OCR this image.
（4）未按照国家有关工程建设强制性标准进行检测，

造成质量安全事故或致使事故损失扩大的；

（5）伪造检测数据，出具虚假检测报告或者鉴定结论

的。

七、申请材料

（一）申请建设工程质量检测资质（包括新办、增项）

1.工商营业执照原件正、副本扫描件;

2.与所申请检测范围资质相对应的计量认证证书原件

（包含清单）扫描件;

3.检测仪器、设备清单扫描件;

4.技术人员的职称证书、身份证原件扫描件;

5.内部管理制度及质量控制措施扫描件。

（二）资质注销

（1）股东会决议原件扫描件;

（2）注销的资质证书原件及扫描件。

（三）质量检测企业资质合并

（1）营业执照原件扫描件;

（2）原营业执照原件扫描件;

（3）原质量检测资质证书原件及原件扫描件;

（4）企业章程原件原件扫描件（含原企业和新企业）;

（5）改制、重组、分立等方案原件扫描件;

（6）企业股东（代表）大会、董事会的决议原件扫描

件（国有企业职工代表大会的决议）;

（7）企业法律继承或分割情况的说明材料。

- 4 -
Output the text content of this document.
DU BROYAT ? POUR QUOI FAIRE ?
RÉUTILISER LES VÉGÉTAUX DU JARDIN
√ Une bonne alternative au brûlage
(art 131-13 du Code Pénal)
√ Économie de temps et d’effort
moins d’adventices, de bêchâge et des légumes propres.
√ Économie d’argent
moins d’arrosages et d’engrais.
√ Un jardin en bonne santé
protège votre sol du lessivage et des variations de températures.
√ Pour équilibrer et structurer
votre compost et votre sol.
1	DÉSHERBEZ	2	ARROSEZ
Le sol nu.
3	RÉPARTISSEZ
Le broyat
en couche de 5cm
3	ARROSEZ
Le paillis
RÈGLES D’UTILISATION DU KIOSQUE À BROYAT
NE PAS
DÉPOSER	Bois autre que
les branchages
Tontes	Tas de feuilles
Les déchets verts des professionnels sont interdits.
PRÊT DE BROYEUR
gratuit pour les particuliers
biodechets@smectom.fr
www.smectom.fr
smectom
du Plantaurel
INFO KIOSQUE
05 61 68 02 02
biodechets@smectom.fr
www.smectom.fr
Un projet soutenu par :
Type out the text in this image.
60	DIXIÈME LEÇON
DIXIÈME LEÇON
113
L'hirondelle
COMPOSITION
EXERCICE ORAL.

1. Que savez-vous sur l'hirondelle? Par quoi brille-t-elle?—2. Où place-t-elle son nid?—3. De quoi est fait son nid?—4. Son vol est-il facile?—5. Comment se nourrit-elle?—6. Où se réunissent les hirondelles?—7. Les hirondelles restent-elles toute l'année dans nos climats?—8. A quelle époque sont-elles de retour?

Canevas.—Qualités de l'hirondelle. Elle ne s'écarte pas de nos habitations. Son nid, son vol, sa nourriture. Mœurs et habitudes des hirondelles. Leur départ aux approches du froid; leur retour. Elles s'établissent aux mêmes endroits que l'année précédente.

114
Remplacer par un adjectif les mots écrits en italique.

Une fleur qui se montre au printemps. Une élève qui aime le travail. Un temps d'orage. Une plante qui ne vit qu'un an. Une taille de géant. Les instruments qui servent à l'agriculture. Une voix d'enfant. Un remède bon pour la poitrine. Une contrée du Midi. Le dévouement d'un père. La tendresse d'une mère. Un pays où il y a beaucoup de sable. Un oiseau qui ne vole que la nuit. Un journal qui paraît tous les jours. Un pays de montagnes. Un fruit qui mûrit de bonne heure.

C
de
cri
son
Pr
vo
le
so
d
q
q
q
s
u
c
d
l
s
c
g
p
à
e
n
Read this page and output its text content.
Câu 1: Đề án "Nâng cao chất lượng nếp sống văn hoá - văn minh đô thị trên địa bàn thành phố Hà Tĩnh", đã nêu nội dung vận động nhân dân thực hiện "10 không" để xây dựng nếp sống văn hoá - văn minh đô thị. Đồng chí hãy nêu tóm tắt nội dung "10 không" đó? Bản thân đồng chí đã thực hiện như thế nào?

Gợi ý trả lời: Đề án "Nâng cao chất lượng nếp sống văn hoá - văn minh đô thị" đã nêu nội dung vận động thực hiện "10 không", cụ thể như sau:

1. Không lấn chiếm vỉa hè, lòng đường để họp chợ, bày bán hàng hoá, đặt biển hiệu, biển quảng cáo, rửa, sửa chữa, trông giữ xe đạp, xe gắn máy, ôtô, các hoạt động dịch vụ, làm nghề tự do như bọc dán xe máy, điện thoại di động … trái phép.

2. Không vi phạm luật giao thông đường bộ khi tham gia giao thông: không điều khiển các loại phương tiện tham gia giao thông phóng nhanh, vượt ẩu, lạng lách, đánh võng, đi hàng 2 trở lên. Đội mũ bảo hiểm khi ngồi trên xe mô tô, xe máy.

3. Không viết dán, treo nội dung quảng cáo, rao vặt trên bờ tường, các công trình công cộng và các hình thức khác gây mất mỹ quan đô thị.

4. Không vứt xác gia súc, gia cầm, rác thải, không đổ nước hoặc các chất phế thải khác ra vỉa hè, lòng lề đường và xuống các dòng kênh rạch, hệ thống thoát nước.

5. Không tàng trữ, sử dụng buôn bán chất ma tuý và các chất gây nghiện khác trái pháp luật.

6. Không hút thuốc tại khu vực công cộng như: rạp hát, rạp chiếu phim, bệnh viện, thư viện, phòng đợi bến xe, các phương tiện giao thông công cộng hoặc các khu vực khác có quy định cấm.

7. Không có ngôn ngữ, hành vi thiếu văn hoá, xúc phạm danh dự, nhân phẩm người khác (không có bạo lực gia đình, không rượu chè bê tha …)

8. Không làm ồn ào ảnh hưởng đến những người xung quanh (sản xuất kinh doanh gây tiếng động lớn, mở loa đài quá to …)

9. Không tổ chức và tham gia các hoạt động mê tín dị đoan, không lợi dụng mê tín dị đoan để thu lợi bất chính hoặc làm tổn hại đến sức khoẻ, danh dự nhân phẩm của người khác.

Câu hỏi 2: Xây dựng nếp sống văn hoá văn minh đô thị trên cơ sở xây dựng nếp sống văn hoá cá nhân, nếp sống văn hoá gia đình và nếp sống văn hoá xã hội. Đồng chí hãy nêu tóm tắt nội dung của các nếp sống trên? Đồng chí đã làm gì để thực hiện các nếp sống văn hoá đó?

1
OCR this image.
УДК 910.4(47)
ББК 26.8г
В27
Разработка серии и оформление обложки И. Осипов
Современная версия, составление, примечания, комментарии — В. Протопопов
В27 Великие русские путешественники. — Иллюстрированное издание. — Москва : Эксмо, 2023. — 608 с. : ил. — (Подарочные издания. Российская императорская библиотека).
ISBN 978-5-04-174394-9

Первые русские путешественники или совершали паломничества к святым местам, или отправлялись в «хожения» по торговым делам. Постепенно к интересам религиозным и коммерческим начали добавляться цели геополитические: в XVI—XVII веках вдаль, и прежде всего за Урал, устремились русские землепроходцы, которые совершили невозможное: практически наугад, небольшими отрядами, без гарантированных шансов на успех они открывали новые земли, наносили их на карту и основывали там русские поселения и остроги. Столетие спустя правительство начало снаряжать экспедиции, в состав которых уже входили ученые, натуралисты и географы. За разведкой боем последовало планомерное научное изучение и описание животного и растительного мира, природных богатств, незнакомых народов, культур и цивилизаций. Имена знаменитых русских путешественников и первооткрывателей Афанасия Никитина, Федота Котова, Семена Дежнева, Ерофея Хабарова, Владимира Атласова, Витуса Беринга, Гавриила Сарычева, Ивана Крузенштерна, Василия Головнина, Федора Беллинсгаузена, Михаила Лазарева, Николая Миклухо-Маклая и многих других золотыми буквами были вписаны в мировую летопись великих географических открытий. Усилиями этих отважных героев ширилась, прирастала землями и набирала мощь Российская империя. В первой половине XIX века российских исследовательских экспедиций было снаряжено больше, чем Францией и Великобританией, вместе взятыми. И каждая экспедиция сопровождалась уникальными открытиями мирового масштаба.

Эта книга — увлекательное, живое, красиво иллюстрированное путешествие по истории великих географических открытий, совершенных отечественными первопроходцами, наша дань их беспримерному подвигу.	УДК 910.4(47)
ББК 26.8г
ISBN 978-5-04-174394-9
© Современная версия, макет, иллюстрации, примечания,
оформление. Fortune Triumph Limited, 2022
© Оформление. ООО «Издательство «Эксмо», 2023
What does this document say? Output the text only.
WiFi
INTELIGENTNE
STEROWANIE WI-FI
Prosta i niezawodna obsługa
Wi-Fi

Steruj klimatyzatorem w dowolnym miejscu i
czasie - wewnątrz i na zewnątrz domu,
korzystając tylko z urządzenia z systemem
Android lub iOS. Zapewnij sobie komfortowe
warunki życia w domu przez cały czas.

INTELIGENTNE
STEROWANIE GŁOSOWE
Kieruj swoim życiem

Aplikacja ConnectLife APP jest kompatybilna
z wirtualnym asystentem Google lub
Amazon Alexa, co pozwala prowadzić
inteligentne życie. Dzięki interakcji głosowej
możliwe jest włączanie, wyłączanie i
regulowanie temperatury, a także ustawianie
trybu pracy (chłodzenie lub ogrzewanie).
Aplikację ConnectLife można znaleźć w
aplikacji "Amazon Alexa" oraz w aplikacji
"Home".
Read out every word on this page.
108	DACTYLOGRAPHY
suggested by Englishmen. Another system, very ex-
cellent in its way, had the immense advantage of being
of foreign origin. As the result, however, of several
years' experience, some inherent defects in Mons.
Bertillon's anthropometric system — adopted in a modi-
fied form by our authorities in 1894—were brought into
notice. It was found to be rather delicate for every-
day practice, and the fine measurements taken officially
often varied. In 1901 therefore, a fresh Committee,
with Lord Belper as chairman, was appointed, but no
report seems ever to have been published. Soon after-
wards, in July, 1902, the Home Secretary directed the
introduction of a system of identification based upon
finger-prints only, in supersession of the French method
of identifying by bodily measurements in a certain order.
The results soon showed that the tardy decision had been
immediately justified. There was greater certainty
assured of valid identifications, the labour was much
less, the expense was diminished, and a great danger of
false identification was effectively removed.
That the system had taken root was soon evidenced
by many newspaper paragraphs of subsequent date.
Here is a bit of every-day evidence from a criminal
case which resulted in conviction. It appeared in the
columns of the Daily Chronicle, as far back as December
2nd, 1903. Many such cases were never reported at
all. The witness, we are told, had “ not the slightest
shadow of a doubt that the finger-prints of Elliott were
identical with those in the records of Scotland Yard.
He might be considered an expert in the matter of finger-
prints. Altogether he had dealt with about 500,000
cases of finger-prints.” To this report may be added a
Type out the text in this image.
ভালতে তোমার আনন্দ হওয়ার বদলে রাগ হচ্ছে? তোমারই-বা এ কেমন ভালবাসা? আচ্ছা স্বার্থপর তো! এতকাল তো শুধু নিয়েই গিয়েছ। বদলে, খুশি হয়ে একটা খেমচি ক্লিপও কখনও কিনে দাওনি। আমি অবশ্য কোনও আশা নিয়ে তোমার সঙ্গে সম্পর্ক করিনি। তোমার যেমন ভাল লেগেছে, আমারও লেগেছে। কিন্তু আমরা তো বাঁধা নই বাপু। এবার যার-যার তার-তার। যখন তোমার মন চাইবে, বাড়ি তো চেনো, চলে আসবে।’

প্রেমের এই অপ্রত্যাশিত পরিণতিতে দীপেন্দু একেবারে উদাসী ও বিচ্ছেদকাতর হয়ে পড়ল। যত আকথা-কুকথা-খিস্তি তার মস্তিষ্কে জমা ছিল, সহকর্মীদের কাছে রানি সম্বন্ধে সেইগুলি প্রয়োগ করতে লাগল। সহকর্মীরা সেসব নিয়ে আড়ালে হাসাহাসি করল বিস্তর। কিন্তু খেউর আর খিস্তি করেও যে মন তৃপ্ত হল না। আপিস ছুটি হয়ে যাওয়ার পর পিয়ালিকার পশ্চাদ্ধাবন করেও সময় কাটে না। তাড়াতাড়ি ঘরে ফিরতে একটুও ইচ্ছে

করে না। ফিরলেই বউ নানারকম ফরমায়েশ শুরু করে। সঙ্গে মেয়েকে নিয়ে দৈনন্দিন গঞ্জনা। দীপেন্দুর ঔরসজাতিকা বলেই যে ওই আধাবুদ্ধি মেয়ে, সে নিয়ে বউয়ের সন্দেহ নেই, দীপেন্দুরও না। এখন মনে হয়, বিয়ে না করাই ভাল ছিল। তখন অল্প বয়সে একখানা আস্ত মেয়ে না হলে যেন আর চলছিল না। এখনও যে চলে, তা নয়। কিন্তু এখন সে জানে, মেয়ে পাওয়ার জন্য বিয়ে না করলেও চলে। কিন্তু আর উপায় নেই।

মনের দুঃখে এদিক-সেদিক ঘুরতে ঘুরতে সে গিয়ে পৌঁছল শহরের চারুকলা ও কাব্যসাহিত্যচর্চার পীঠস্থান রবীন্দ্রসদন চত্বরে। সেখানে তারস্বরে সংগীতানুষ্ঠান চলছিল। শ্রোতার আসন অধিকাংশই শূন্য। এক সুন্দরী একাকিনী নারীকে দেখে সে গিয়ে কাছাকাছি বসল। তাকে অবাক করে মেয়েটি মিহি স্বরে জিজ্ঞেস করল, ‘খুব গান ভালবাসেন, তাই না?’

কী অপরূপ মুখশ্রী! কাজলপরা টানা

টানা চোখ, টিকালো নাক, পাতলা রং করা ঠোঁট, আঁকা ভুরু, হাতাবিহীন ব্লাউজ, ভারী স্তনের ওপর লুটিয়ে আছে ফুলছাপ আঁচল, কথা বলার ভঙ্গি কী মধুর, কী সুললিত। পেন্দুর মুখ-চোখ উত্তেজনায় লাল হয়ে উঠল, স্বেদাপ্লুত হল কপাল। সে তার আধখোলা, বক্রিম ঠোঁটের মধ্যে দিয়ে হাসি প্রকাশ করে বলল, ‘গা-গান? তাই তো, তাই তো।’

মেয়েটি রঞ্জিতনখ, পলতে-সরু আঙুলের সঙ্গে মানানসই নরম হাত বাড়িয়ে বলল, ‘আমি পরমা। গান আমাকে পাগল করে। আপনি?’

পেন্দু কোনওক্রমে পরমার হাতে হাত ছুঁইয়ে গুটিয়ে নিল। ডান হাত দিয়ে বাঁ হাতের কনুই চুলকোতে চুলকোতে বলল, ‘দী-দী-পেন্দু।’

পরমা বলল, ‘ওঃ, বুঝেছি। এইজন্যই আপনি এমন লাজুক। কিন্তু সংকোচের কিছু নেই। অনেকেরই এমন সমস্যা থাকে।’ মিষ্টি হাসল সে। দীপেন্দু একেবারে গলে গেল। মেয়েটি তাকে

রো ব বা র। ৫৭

------------------------

What you should do
Search the material above for "người". Pull out each line where it shows up.

Answer to this problem
7. Không có ngôn ngữ, hành vi thiếu văn hoá, xúc phạm danh dự, nhân phẩm người khác (không có bạo lực gia đình, không rượu chè bê tha …)
8. Không làm ồn ào ảnh hưởng đến những người xung quanh (sản xuất kinh doanh gây tiếng động lớn, mở loa đài quá to …)
9. Không tổ chức và tham gia các hoạt động mê tín dị đoan, không lợi dụng mê tín dị đoan để thu lợi bất chính hoặc làm tổn hại đến sức khoẻ, danh dự nhân phẩm của người khác.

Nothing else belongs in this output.